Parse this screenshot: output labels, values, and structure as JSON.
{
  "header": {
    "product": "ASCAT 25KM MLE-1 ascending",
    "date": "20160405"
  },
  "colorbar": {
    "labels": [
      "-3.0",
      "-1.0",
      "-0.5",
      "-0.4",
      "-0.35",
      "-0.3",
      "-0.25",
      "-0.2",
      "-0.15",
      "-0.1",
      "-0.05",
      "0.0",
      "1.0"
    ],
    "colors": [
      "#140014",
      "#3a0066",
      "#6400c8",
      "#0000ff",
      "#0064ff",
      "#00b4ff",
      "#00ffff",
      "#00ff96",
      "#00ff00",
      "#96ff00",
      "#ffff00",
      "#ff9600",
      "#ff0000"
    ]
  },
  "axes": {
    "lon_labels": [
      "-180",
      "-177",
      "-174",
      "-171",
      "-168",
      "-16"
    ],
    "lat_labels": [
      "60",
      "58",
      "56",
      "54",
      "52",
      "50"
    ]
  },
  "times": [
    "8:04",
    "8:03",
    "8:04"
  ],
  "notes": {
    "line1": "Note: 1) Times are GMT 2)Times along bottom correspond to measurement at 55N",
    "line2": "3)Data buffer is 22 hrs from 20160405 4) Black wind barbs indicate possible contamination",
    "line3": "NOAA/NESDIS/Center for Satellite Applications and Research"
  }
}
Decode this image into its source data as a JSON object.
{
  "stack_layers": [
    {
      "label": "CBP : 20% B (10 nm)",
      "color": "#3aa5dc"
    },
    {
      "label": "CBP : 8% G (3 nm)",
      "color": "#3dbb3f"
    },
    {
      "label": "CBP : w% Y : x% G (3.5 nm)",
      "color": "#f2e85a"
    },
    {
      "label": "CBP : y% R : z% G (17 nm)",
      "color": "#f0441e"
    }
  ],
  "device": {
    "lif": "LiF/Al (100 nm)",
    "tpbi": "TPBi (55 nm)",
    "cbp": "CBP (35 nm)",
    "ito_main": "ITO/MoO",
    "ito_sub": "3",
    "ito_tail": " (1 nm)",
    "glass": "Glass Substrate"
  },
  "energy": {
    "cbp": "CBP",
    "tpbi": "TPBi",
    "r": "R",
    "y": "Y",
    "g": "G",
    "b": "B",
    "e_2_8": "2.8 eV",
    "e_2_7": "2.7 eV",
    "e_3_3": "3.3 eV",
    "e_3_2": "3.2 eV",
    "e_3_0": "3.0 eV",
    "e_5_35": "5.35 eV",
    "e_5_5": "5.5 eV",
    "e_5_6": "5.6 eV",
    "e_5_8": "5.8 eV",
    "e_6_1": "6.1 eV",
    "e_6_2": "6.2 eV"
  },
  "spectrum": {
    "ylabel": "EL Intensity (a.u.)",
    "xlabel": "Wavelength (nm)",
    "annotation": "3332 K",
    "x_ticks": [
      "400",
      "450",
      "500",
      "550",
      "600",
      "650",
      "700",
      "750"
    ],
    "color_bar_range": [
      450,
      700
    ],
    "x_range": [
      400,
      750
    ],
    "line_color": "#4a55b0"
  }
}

▶ **What is needed**
Reply with nothing except the number of lines in the listing above that include the string "JSON".

▶ **Correct response**
2